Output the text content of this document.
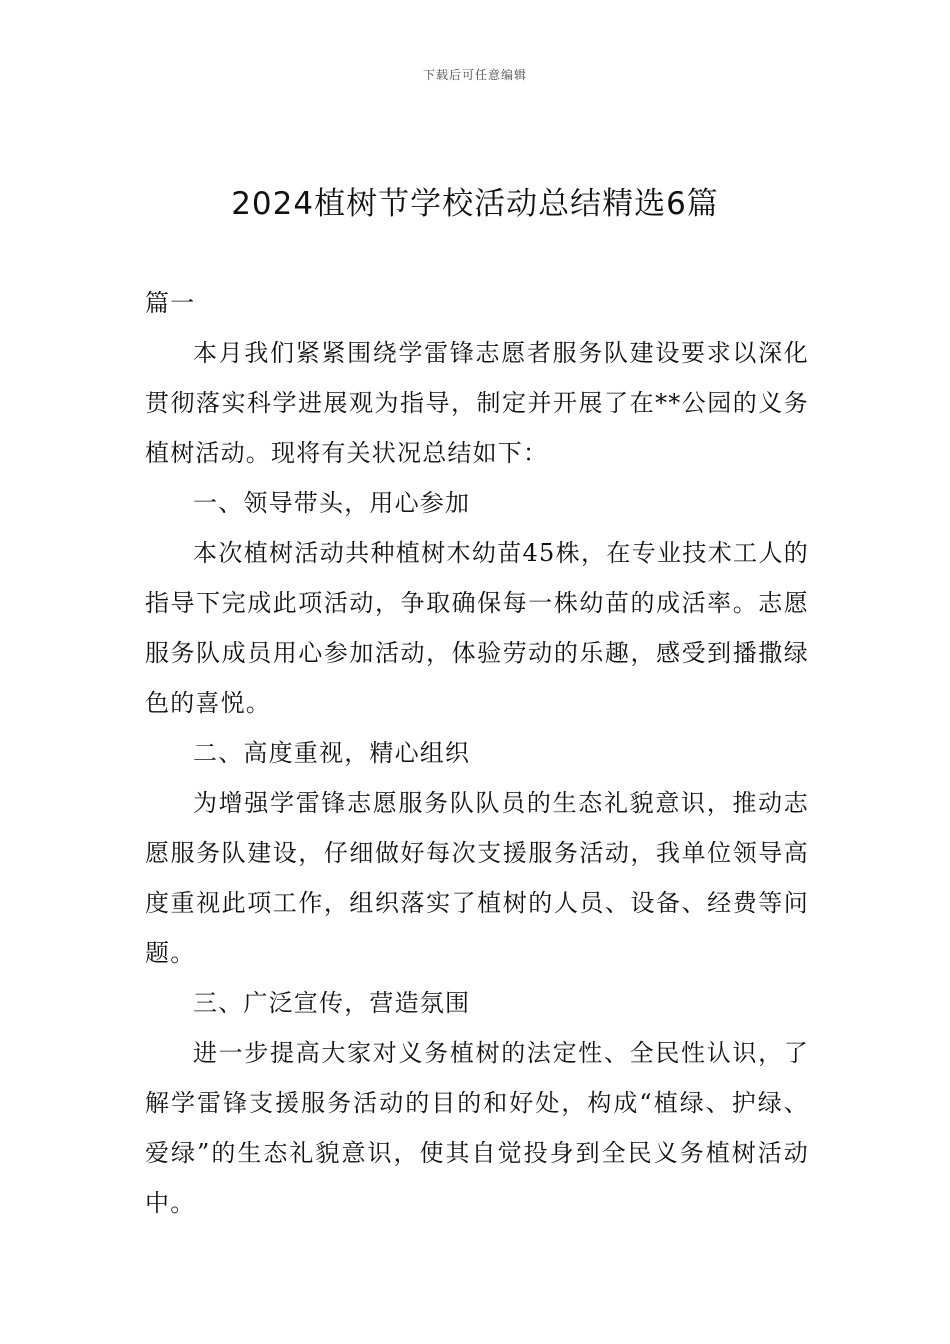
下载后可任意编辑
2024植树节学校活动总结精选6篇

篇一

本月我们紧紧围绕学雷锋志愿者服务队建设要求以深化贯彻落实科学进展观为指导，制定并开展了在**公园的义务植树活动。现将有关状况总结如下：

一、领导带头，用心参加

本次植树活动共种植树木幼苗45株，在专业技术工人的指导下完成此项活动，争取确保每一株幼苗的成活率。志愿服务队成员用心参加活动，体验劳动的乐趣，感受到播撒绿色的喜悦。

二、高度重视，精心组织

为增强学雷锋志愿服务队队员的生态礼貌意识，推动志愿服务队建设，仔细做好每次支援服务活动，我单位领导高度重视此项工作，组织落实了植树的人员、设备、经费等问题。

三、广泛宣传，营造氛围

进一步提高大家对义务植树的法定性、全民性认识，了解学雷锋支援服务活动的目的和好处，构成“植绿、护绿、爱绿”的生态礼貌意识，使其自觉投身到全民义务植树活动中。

——————

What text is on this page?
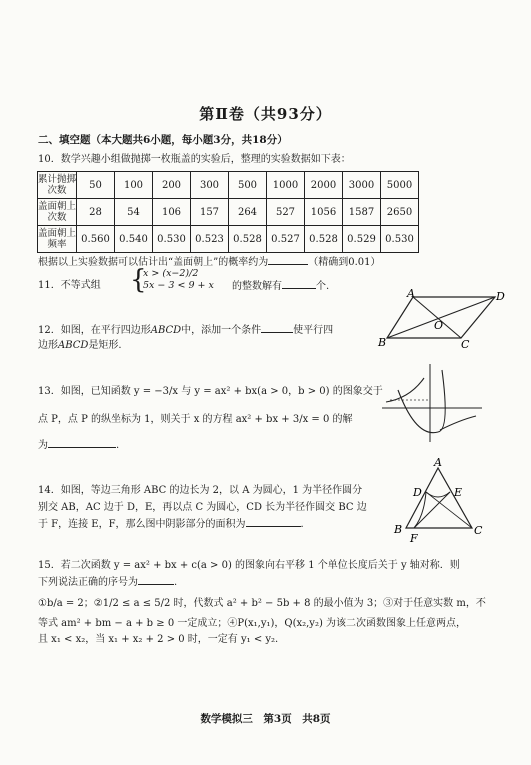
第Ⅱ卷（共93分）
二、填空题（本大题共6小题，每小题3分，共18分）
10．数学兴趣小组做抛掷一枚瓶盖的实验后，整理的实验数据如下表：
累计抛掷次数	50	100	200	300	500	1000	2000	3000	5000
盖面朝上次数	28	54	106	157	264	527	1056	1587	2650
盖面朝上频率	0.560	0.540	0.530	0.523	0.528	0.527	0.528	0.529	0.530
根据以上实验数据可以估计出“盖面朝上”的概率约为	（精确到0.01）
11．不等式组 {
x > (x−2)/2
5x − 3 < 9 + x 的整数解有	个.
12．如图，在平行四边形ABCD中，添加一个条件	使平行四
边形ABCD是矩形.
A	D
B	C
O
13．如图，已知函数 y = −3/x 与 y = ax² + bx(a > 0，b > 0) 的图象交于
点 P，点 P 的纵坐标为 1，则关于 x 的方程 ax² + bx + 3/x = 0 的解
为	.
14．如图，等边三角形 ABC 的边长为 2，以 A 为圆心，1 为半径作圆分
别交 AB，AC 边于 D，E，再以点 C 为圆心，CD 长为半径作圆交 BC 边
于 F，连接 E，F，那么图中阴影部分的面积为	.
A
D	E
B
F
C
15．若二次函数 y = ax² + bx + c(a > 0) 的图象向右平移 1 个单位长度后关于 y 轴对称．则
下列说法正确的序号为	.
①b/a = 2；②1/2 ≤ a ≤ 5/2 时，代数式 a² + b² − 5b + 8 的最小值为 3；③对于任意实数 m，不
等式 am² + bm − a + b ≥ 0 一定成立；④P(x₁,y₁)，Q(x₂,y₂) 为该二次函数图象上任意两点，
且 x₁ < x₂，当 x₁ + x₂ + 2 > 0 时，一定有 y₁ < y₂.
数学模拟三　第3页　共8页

——————

* [Problem requirements]: Filter the records above for "text" and copy every matching line.

* [Exercise result]:
Output the text content of this document.
What text is on this page?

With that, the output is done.